#### Records from a data source:
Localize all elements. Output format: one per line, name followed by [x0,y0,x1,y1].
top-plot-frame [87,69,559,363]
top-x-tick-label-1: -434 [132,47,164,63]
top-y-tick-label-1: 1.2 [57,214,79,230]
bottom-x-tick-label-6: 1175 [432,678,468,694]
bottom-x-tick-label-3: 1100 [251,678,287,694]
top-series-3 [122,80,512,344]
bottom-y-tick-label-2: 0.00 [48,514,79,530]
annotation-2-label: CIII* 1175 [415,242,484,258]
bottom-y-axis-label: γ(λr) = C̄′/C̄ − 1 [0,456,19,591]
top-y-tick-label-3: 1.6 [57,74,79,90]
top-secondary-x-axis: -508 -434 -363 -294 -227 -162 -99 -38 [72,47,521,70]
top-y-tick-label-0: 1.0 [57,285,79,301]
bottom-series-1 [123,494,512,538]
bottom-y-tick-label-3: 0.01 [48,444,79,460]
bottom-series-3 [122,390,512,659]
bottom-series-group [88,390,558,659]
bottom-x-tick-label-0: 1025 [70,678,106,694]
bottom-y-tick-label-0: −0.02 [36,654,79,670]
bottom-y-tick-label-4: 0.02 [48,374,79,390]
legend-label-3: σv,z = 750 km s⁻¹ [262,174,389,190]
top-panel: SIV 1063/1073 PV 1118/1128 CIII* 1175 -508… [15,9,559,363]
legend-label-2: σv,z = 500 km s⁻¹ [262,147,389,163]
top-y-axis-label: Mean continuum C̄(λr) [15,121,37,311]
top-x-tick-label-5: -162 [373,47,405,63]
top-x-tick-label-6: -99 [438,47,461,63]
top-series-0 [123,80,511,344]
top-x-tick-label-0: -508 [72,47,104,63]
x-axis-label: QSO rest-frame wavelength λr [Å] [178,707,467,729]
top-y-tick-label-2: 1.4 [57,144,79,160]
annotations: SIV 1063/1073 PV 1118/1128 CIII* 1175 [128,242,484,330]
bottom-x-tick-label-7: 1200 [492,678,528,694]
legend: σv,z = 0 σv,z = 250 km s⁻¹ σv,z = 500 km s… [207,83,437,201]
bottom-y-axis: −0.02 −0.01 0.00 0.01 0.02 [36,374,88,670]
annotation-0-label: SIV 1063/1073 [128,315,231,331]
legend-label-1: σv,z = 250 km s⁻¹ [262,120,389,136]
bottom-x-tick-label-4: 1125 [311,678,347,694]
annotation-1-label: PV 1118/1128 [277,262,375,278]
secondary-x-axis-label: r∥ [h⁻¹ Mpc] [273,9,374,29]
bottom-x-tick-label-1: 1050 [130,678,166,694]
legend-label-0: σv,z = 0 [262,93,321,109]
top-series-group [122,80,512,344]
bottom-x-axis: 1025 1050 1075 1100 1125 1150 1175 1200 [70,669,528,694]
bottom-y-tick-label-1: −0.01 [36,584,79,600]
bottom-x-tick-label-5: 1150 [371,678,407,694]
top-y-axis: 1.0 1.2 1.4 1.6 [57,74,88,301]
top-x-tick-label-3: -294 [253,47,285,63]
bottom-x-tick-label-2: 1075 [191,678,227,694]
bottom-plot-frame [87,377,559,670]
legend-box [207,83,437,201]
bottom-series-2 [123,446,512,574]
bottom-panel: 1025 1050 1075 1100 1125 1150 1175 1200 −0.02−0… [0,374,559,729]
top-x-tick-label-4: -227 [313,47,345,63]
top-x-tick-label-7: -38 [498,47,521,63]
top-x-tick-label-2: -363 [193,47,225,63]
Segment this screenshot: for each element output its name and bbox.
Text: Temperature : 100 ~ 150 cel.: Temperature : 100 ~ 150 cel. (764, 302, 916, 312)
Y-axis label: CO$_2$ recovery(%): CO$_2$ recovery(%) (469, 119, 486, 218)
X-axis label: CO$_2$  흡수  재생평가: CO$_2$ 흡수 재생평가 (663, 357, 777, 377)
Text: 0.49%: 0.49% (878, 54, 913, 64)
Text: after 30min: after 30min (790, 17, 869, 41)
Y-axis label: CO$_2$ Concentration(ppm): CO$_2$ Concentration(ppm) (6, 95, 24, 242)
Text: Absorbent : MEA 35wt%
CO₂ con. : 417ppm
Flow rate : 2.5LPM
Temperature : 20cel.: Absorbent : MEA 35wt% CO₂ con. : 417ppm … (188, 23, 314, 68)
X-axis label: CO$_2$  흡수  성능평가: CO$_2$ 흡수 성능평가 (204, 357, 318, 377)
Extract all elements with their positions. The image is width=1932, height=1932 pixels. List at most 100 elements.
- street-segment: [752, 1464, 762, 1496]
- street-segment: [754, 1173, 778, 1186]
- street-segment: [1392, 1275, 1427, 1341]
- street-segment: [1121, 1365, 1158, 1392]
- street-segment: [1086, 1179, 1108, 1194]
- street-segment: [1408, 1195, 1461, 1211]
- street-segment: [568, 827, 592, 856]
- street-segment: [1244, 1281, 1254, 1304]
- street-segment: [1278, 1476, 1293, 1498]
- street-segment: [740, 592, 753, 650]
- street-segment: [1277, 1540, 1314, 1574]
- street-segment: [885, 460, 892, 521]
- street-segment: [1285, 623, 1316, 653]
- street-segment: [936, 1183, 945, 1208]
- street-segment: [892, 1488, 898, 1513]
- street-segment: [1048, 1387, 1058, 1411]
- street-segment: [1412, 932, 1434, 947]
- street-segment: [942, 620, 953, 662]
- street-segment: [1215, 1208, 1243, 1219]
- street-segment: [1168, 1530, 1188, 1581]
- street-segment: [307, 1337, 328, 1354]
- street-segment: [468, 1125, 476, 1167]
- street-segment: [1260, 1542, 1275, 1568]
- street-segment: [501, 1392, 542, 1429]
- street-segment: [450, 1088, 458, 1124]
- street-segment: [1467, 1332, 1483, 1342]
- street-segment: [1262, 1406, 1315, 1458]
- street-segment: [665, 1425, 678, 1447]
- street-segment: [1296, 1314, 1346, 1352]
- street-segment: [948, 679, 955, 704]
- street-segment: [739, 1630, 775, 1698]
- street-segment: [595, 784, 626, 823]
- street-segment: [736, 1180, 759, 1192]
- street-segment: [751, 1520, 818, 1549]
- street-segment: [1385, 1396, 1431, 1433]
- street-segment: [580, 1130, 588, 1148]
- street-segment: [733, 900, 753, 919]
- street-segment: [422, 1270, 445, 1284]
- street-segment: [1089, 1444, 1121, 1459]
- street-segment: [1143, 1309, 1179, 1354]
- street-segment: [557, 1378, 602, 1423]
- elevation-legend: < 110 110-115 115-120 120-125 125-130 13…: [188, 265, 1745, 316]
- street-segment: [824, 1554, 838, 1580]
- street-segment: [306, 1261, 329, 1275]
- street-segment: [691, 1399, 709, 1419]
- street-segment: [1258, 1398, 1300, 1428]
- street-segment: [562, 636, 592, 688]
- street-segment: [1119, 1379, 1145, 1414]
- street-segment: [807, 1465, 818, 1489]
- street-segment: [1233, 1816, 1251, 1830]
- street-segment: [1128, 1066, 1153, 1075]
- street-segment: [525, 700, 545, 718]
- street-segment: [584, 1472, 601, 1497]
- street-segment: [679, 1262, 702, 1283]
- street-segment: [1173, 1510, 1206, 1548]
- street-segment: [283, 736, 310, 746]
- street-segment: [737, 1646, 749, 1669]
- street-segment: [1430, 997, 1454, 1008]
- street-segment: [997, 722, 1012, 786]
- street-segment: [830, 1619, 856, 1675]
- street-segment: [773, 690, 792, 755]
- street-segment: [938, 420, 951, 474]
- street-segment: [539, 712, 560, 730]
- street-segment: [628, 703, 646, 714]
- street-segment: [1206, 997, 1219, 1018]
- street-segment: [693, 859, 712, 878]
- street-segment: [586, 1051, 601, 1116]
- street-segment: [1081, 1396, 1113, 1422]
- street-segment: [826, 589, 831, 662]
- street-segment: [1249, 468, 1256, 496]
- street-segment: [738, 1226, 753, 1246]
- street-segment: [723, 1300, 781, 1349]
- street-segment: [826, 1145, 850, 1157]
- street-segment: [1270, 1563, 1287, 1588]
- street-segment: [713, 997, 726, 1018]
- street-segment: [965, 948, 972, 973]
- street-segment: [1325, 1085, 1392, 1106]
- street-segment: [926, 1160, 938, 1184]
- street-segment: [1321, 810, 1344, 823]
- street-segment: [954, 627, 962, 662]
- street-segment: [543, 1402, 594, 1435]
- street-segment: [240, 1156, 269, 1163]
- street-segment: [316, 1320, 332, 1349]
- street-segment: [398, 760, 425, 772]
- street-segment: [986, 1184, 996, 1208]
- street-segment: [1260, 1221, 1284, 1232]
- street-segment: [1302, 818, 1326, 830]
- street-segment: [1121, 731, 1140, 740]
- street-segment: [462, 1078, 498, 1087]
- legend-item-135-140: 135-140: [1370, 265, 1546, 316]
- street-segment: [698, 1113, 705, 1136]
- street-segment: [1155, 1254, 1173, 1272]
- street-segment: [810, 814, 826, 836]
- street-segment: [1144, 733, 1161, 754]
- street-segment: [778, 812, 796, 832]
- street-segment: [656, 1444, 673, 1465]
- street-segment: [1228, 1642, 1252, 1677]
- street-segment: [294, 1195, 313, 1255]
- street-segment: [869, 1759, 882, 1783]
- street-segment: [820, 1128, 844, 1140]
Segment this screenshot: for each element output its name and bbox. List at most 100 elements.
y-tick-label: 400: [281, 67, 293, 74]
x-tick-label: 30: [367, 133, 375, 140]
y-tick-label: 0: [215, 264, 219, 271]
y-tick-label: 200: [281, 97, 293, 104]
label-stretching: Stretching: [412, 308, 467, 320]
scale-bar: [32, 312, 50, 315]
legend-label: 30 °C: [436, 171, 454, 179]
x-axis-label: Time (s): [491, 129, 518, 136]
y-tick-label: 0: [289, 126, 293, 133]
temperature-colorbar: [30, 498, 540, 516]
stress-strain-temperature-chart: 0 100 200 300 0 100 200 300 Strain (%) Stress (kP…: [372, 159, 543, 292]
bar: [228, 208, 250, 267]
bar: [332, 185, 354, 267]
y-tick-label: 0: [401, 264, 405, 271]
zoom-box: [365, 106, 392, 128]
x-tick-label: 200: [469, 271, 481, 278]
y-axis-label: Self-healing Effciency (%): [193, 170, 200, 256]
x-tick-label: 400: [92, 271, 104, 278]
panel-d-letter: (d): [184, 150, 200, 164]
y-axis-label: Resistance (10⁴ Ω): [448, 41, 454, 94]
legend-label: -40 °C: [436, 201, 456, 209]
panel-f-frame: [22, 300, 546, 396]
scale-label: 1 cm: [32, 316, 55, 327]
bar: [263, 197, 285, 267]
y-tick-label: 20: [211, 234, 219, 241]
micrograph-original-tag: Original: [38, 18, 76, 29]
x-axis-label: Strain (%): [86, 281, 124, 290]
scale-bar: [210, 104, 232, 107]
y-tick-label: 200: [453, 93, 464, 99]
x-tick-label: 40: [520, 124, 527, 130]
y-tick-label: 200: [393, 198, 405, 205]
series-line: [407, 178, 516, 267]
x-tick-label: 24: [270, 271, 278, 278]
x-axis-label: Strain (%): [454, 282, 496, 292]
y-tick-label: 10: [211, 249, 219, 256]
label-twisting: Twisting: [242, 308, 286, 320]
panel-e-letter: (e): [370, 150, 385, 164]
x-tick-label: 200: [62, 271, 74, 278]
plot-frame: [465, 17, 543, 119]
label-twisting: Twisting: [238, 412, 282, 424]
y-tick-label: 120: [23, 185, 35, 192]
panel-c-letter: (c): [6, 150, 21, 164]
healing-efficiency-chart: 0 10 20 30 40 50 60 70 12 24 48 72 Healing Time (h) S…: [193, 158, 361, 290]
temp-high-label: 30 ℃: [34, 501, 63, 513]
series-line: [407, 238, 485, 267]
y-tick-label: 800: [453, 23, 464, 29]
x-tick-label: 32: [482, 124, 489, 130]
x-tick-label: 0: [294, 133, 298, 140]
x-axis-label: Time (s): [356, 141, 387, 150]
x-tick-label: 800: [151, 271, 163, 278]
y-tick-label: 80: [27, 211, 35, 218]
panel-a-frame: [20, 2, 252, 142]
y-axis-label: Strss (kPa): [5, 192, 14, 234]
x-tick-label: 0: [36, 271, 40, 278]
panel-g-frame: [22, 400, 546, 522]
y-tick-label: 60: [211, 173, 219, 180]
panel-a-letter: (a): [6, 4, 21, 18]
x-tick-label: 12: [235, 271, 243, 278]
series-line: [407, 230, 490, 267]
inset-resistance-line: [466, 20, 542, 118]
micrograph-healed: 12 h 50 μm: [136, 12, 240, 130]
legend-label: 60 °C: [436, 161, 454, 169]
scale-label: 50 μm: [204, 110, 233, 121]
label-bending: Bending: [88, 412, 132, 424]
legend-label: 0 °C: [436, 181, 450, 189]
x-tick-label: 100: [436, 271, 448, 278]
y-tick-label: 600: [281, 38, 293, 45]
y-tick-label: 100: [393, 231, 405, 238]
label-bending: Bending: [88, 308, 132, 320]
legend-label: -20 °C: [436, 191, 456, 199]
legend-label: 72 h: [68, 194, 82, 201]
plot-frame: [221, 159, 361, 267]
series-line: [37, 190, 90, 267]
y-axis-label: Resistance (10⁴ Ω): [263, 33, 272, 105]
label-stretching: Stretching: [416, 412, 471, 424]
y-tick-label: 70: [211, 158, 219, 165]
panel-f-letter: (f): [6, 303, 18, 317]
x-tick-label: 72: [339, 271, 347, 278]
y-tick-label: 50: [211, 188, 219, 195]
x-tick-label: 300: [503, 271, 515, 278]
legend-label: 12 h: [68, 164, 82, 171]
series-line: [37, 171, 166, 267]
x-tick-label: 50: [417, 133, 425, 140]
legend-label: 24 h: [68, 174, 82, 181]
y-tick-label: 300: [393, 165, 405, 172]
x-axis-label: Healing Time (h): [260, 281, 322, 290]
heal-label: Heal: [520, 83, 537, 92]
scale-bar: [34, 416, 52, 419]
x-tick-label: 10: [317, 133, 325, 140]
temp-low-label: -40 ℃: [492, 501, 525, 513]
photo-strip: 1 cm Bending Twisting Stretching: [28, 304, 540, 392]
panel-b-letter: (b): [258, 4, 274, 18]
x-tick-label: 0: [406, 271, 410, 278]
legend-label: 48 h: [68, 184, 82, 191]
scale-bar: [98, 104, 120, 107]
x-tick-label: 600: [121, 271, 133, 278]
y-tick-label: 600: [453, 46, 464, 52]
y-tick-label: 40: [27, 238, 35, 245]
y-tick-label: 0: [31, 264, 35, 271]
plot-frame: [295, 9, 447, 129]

#### What is required:
Switch every "legend-label" to "key-label" in the data from its start through the line with "top-x-tick-label-5: -162 [373,47,405,63]". Give those lines again with nothing else changed.

#### Response to this exercise:
Localize all elements. Output format: one per line, name followed by [x0,y0,x1,y1].
top-plot-frame [87,69,559,363]
top-x-tick-label-1: -434 [132,47,164,63]
top-y-tick-label-1: 1.2 [57,214,79,230]
bottom-x-tick-label-6: 1175 [432,678,468,694]
bottom-x-tick-label-3: 1100 [251,678,287,694]
top-series-3 [122,80,512,344]
bottom-y-tick-label-2: 0.00 [48,514,79,530]
annotation-2-label: CIII* 1175 [415,242,484,258]
bottom-y-axis-label: γ(λr) = C̄′/C̄ − 1 [0,456,19,591]
top-y-tick-label-3: 1.6 [57,74,79,90]
top-secondary-x-axis: -508 -434 -363 -294 -227 -162 -99 -38 [72,47,521,70]
top-y-tick-label-0: 1.0 [57,285,79,301]
bottom-series-1 [123,494,512,538]
bottom-y-tick-label-3: 0.01 [48,444,79,460]
bottom-series-3 [122,390,512,659]
bottom-series-group [88,390,558,659]
bottom-x-tick-label-0: 1025 [70,678,106,694]
bottom-y-tick-label-0: −0.02 [36,654,79,670]
bottom-y-tick-label-4: 0.02 [48,374,79,390]
key-label-3: σv,z = 750 km s⁻¹ [262,174,389,190]
top-panel: SIV 1063/1073 PV 1118/1128 CIII* 1175 -508… [15,9,559,363]
key-label-2: σv,z = 500 km s⁻¹ [262,147,389,163]
top-y-axis-label: Mean continuum C̄(λr) [15,121,37,311]
top-x-tick-label-5: -162 [373,47,405,63]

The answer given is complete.